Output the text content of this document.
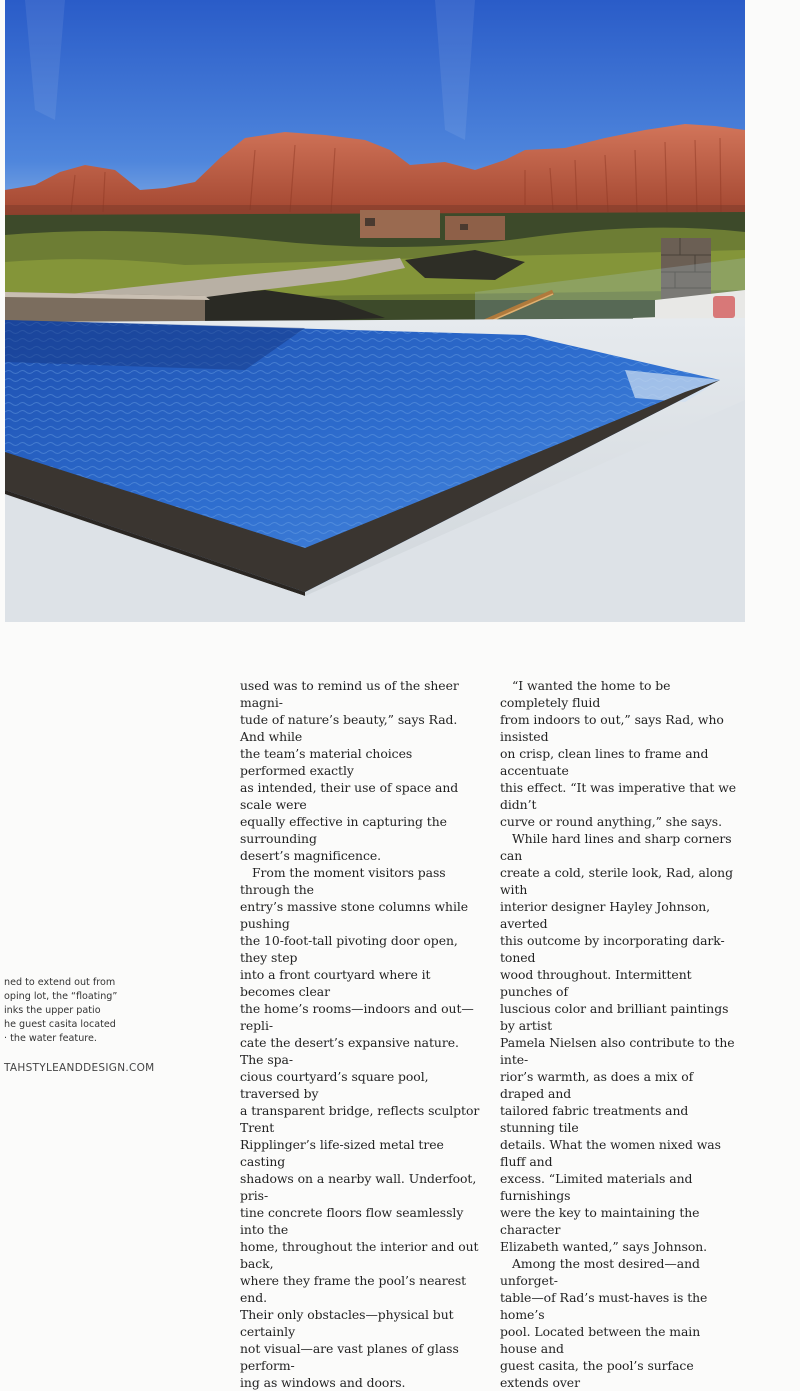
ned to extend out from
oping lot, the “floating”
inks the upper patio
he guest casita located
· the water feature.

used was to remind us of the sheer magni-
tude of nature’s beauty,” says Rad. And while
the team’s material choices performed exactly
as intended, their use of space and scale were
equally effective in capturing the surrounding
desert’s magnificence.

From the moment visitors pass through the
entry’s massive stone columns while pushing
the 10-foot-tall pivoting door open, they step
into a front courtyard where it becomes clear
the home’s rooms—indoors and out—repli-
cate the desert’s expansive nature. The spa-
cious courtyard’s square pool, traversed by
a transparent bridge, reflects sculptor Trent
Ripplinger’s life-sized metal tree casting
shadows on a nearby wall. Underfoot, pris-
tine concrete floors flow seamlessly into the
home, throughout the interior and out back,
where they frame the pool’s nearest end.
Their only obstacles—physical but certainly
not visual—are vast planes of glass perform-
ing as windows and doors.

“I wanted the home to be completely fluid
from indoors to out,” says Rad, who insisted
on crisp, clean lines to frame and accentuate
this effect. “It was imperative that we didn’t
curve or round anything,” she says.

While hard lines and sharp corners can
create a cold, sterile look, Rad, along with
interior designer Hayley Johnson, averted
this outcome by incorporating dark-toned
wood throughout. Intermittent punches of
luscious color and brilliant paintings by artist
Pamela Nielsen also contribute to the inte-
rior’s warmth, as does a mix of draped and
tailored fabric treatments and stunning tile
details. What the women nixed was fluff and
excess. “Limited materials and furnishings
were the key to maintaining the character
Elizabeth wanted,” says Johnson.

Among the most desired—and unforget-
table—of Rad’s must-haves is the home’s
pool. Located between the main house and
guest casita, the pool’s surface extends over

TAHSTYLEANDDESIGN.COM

## Required work
In the material above, find the lines that contain "guest" and show them.

## Response below
he guest casita located
guest casita, the pool’s surface extends over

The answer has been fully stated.